Stated goal: Pull out every line below holding the word "screenshot".

========================================

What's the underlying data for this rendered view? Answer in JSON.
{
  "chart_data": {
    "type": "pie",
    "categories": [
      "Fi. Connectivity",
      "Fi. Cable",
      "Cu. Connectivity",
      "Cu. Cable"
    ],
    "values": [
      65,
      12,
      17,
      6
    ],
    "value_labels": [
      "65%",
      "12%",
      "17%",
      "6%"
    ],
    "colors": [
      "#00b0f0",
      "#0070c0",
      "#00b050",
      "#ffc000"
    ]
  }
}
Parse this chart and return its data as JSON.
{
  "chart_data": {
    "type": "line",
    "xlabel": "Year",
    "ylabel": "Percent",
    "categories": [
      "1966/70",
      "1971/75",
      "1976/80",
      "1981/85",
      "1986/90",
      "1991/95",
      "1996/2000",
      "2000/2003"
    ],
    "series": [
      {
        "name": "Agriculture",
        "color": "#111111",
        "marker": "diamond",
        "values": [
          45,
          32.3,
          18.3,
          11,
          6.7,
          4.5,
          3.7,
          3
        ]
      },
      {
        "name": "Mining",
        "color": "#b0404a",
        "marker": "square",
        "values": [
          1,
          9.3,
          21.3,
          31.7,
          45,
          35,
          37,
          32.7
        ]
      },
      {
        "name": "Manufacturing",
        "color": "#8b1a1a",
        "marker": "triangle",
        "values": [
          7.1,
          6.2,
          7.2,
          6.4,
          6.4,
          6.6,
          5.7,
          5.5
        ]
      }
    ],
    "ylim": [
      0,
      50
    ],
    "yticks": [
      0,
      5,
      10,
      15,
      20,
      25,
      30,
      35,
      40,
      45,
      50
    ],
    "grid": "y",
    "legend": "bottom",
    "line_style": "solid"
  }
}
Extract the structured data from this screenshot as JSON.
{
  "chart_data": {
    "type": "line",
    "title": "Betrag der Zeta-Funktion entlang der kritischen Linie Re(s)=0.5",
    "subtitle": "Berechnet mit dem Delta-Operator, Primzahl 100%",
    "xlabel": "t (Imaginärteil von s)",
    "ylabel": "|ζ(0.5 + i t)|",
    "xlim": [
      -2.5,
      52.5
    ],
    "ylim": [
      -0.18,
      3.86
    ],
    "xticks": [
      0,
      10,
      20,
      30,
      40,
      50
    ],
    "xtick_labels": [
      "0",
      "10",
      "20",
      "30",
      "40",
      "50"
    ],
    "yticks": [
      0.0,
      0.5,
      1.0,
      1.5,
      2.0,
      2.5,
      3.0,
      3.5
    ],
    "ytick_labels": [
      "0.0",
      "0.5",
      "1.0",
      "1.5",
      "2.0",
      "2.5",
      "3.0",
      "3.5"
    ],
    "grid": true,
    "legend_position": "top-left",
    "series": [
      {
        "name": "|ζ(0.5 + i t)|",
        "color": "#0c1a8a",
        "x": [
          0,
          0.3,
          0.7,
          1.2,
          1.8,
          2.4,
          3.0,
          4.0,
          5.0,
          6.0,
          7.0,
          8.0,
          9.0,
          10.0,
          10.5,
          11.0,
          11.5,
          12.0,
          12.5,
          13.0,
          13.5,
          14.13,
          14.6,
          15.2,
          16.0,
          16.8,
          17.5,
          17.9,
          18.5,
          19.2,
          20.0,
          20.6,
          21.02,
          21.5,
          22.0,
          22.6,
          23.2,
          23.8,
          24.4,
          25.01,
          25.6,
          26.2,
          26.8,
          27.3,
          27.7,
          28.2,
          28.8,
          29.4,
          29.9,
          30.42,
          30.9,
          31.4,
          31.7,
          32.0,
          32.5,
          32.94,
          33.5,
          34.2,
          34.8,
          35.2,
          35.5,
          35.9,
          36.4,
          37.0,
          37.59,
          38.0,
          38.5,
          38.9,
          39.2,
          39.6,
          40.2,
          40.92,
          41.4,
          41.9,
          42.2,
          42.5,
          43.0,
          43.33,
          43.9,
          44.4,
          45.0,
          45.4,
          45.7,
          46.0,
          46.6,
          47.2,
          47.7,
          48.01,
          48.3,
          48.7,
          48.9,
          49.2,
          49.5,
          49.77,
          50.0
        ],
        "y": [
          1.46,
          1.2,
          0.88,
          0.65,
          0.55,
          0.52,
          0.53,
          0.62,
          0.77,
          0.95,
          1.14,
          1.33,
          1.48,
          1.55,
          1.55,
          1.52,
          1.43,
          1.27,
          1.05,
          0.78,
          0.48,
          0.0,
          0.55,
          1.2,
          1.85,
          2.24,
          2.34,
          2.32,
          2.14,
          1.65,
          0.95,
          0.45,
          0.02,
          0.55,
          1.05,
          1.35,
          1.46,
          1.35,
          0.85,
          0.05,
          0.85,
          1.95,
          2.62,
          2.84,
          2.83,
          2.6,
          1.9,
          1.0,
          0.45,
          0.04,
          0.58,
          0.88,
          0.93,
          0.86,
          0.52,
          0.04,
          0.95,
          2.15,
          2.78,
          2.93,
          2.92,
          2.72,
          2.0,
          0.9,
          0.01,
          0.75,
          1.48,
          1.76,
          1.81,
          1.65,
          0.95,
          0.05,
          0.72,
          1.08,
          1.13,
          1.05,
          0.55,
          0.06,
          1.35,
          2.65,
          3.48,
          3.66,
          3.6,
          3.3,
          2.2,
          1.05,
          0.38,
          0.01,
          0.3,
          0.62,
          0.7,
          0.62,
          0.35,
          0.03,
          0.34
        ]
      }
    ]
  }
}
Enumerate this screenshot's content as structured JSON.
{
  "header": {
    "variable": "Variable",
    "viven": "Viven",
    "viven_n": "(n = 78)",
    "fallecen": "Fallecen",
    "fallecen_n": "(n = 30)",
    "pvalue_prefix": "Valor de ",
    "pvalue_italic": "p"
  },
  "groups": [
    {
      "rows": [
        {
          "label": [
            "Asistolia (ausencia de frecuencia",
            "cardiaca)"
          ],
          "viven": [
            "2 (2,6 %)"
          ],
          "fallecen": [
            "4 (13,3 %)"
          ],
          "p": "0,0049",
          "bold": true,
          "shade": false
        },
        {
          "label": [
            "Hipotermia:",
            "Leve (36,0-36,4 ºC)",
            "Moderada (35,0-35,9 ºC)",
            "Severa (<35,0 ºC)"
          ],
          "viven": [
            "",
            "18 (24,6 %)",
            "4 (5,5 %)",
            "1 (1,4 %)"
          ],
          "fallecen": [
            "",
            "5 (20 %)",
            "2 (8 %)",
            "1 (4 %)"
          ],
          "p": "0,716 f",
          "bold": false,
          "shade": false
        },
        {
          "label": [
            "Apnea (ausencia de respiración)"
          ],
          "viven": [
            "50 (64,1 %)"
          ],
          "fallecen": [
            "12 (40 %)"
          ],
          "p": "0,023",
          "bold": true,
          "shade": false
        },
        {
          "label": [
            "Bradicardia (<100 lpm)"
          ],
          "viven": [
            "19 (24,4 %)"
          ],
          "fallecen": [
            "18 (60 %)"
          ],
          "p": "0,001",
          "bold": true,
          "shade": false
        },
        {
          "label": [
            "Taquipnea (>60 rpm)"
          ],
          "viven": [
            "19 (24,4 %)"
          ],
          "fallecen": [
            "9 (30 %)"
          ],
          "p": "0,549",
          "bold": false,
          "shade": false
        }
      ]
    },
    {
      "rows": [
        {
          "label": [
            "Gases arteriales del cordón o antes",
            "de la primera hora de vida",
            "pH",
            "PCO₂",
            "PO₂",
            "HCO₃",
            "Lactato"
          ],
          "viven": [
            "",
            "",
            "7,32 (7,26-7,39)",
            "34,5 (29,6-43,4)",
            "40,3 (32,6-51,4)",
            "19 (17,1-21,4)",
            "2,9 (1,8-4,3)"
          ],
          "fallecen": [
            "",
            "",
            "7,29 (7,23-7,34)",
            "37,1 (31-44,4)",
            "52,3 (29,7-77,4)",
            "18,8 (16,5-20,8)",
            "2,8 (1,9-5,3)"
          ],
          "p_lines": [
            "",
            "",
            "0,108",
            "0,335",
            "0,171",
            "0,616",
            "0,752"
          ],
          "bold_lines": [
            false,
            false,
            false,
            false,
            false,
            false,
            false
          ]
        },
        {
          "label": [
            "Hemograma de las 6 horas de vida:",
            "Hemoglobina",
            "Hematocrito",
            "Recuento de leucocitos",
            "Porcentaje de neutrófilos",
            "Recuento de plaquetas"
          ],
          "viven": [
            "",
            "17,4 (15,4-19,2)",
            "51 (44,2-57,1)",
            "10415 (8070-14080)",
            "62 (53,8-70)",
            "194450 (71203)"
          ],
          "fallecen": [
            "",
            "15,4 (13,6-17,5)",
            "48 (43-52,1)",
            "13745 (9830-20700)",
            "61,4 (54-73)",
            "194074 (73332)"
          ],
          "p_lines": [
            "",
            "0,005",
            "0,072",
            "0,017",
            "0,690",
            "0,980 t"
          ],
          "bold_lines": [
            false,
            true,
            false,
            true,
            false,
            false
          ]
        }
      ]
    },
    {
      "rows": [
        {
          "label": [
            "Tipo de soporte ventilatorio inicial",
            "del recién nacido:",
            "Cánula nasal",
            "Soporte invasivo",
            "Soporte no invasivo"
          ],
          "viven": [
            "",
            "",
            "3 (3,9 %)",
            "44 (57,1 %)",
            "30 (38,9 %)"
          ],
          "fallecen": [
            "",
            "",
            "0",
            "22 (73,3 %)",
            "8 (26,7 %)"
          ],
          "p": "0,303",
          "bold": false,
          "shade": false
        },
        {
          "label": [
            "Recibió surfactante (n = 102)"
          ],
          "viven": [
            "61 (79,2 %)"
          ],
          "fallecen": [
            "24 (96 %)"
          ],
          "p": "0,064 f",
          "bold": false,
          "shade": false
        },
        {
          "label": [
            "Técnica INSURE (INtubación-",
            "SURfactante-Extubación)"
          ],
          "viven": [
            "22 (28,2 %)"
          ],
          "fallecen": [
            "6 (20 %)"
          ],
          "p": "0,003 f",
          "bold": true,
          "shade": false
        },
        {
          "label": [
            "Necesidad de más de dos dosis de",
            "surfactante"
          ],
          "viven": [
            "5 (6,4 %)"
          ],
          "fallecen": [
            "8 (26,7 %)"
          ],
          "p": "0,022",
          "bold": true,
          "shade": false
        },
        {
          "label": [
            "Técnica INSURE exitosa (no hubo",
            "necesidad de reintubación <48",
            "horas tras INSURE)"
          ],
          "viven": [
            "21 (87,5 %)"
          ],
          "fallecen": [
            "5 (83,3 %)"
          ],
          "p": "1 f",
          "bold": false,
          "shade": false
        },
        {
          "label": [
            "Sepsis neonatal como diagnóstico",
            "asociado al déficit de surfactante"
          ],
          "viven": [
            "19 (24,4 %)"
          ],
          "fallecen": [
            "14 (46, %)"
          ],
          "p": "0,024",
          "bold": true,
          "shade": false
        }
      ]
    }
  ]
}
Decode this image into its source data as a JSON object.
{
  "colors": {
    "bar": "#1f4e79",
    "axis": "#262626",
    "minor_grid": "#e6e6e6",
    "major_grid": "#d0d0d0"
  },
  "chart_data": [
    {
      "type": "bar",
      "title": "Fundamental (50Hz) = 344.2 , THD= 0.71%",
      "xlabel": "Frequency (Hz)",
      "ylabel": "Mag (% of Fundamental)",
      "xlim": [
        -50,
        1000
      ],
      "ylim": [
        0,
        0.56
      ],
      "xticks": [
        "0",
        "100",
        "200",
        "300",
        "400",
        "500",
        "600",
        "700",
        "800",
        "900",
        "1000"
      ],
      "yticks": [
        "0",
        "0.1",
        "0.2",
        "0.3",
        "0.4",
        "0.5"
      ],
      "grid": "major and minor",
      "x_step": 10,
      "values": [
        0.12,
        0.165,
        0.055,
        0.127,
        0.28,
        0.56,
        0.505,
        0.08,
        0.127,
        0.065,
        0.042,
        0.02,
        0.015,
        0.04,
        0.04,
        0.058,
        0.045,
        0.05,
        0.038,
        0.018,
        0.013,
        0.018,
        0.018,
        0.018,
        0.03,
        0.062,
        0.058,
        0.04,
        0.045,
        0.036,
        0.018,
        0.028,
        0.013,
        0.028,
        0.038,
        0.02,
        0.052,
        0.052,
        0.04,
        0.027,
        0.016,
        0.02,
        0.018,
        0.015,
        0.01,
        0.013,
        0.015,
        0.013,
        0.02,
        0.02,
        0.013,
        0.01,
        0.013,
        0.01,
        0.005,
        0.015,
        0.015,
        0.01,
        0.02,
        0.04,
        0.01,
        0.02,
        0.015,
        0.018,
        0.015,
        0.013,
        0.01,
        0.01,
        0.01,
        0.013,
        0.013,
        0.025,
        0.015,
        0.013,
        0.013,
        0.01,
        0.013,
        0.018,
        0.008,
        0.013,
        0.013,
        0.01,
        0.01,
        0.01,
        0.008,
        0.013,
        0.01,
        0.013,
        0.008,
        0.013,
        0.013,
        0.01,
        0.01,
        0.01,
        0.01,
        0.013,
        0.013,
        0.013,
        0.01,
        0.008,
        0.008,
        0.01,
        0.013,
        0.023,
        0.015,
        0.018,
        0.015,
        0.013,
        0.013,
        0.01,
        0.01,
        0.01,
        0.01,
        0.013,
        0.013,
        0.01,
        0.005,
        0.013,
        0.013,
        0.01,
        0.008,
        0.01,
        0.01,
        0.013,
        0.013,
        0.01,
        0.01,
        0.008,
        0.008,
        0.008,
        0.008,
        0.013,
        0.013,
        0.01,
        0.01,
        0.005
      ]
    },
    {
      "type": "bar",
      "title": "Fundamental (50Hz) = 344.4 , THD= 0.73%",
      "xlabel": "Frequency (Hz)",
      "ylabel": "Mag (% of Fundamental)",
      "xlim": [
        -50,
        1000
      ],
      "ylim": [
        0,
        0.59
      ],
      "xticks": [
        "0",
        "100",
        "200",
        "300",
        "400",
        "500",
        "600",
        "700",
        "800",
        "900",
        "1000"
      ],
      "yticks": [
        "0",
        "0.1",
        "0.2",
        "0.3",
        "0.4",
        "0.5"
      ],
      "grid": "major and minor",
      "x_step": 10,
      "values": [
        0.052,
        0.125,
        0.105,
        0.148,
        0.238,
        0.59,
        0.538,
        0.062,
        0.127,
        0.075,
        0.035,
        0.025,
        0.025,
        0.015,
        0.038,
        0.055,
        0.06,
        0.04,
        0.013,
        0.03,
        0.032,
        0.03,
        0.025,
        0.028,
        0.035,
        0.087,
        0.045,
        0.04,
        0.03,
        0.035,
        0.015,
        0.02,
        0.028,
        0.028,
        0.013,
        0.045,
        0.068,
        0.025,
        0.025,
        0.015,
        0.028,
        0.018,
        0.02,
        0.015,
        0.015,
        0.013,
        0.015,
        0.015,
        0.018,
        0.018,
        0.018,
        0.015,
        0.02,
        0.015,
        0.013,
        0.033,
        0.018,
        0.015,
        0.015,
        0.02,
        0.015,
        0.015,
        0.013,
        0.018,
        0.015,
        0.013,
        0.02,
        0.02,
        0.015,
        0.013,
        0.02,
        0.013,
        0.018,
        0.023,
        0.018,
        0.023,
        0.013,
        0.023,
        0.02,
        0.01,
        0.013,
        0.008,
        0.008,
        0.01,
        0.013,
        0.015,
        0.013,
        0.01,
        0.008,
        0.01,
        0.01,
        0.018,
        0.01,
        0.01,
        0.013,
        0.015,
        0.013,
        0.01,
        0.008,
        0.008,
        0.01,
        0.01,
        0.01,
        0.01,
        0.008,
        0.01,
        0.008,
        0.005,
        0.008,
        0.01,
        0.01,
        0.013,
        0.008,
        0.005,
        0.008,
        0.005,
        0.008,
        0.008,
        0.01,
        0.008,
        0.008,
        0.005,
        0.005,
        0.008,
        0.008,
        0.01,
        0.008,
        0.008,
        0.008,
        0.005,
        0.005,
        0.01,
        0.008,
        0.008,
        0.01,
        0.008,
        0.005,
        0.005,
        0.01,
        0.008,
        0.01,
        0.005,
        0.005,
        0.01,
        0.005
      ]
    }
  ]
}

========================================

Solution to this problem:
Extract the structured data from this screenshot as JSON.
Enumerate this screenshot's content as structured JSON.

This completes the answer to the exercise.